### Stated goal
Below is a block of records; repeat all of them exactly.

### Working data
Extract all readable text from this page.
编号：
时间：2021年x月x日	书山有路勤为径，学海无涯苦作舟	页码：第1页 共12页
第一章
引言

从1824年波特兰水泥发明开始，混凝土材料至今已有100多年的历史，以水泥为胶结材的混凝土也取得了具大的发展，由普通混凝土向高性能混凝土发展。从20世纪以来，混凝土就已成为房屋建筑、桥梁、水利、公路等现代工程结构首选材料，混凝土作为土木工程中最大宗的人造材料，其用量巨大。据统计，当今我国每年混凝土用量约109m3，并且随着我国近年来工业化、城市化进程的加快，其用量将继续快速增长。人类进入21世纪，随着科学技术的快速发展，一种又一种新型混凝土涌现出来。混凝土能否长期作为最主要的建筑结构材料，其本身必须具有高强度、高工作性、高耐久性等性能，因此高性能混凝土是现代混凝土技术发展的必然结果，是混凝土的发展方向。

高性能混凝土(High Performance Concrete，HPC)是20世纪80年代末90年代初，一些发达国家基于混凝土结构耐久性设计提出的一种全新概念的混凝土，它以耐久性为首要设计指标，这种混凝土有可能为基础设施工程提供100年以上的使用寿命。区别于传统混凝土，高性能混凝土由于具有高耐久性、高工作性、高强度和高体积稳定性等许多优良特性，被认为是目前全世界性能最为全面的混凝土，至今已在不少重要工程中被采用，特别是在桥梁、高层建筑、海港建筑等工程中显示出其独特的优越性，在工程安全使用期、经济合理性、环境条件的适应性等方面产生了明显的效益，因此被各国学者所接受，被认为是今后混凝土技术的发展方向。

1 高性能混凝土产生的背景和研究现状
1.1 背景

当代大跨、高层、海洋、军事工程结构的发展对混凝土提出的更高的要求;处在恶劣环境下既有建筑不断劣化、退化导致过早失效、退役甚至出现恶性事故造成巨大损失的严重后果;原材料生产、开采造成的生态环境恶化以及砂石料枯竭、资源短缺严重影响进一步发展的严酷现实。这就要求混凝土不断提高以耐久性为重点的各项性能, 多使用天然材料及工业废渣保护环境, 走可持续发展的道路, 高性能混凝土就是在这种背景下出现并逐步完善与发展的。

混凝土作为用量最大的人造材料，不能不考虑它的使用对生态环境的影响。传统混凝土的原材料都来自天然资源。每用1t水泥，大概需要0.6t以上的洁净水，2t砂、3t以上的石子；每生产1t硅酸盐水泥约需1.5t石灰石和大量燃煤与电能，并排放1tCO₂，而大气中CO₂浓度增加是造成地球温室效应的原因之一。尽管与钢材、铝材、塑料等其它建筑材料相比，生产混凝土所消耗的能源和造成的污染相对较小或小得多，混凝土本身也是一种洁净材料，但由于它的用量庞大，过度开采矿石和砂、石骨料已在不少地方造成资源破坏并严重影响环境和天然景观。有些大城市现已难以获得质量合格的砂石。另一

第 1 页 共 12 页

### The response
Extract all readable text from this page.
编号：
时间：2021年x月x日	书山有路勤为径，学海无涯苦作舟	页码：第1页 共12页
第一章
引言

从1824年波特兰水泥发明开始，混凝土材料至今已有100多年的历史，以水泥为胶结材的混凝土也取得了具大的发展，由普通混凝土向高性能混凝土发展。从20世纪以来，混凝土就已成为房屋建筑、桥梁、水利、公路等现代工程结构首选材料，混凝土作为土木工程中最大宗的人造材料，其用量巨大。据统计，当今我国每年混凝土用量约109m3，并且随着我国近年来工业化、城市化进程的加快，其用量将继续快速增长。人类进入21世纪，随着科学技术的快速发展，一种又一种新型混凝土涌现出来。混凝土能否长期作为最主要的建筑结构材料，其本身必须具有高强度、高工作性、高耐久性等性能，因此高性能混凝土是现代混凝土技术发展的必然结果，是混凝土的发展方向。

高性能混凝土(High Performance Concrete，HPC)是20世纪80年代末90年代初，一些发达国家基于混凝土结构耐久性设计提出的一种全新概念的混凝土，它以耐久性为首要设计指标，这种混凝土有可能为基础设施工程提供100年以上的使用寿命。区别于传统混凝土，高性能混凝土由于具有高耐久性、高工作性、高强度和高体积稳定性等许多优良特性，被认为是目前全世界性能最为全面的混凝土，至今已在不少重要工程中被采用，特别是在桥梁、高层建筑、海港建筑等工程中显示出其独特的优越性，在工程安全使用期、经济合理性、环境条件的适应性等方面产生了明显的效益，因此被各国学者所接受，被认为是今后混凝土技术的发展方向。

1 高性能混凝土产生的背景和研究现状
1.1 背景

当代大跨、高层、海洋、军事工程结构的发展对混凝土提出的更高的要求;处在恶劣环境下既有建筑不断劣化、退化导致过早失效、退役甚至出现恶性事故造成巨大损失的严重后果;原材料生产、开采造成的生态环境恶化以及砂石料枯竭、资源短缺严重影响进一步发展的严酷现实。这就要求混凝土不断提高以耐久性为重点的各项性能, 多使用天然材料及工业废渣保护环境, 走可持续发展的道路, 高性能混凝土就是在这种背景下出现并逐步完善与发展的。

混凝土作为用量最大的人造材料，不能不考虑它的使用对生态环境的影响。传统混凝土的原材料都来自天然资源。每用1t水泥，大概需要0.6t以上的洁净水，2t砂、3t以上的石子；每生产1t硅酸盐水泥约需1.5t石灰石和大量燃煤与电能，并排放1tCO₂，而大气中CO₂浓度增加是造成地球温室效应的原因之一。尽管与钢材、铝材、塑料等其它建筑材料相比，生产混凝土所消耗的能源和造成的污染相对较小或小得多，混凝土本身也是一种洁净材料，但由于它的用量庞大，过度开采矿石和砂、石骨料已在不少地方造成资源破坏并严重影响环境和天然景观。有些大城市现已难以获得质量合格的砂石。另一

第 1 页 共 12 页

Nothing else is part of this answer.